What you will do: Entries follow. Set all of them down as they stand.

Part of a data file
----

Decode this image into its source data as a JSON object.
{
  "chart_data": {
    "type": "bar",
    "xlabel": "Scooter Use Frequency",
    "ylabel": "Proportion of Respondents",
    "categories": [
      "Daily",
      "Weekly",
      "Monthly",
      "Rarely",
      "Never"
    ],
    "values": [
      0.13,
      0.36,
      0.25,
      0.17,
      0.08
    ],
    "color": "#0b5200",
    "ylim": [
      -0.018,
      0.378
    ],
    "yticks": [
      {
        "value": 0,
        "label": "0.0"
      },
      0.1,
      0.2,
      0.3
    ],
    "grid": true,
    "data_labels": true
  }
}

----

Expected output:
Decode this image into its source data as a JSON object.
{
  "chart_data": {
    "type": "bar",
    "xlabel": "Scooter Use Frequency",
    "ylabel": "Proportion of Respondents",
    "categories": [
      "Daily",
      "Weekly",
      "Monthly",
      "Rarely",
      "Never"
    ],
    "values": [
      0.13,
      0.36,
      0.25,
      0.17,
      0.08
    ],
    "color": "#0b5200",
    "ylim": [
      -0.018,
      0.378
    ],
    "yticks": [
      {
        "value": 0,
        "label": "0.0"
      },
      0.1,
      0.2,
      0.3
    ],
    "grid": true,
    "data_labels": true
  }
}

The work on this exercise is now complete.